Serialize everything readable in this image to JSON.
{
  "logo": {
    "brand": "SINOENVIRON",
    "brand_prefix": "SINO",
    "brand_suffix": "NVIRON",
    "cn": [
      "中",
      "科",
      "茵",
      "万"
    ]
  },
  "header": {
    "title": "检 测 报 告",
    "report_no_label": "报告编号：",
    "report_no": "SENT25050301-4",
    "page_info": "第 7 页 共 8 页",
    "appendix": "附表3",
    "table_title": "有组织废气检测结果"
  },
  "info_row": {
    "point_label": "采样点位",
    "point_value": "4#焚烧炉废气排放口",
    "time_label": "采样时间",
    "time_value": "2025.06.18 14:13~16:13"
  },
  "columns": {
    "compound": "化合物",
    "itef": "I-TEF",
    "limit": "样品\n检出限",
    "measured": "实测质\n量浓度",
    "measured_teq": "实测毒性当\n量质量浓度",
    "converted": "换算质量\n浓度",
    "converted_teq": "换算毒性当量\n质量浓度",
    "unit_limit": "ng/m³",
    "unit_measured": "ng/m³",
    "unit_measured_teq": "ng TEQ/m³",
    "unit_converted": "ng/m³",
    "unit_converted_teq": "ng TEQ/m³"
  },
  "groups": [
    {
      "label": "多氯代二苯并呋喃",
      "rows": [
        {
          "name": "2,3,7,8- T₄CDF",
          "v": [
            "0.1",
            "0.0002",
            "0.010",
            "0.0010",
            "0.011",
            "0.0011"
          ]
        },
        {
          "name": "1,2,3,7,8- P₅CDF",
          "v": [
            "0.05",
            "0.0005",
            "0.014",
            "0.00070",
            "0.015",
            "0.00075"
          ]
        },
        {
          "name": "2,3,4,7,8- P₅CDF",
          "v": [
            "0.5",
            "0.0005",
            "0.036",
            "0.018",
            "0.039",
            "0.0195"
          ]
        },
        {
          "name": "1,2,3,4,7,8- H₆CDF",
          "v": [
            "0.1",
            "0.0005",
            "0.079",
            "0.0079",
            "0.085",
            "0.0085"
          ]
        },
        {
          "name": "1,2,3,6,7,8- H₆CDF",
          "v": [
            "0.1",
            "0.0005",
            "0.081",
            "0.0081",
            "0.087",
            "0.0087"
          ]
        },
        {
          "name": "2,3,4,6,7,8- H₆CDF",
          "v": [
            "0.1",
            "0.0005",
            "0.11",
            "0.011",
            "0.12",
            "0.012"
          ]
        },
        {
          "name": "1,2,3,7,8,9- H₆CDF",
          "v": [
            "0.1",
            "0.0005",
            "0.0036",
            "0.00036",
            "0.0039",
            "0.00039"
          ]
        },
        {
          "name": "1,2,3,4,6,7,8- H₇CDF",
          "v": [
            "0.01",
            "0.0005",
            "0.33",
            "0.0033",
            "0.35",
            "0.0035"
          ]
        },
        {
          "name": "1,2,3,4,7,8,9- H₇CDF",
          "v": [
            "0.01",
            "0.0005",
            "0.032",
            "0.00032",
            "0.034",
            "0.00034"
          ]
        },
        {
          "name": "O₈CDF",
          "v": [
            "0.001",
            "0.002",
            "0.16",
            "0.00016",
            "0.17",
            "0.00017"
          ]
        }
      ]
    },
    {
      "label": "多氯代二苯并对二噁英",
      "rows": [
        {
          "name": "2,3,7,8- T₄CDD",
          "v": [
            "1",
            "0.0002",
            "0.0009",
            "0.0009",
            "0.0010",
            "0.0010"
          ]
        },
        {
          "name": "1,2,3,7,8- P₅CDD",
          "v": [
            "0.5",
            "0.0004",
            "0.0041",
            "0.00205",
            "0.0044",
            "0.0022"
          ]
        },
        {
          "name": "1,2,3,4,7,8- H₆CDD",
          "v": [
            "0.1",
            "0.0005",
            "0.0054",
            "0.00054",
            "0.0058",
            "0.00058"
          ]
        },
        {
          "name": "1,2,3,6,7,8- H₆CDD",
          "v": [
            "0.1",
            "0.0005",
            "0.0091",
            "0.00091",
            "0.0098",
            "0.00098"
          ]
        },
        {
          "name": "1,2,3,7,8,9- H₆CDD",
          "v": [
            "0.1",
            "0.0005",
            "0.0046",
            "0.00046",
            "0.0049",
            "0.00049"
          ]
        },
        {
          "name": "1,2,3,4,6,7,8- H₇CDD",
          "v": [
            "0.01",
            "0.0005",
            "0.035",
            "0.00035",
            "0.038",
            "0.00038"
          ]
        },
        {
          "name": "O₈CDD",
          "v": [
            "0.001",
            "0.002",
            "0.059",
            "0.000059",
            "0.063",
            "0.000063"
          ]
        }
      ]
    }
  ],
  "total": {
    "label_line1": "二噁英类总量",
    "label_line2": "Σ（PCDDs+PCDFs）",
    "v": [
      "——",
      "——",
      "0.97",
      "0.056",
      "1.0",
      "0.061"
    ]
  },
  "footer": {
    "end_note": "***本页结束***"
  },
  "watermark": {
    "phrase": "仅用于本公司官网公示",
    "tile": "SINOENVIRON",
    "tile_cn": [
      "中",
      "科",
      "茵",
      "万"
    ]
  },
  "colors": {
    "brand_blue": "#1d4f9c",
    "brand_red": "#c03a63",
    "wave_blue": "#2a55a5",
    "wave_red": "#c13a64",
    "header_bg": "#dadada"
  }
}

┄┄┄┄┄┄┄┄┄┄

Report how many lines of the records above contain the word "SINOENVIRON", and give only that number.

2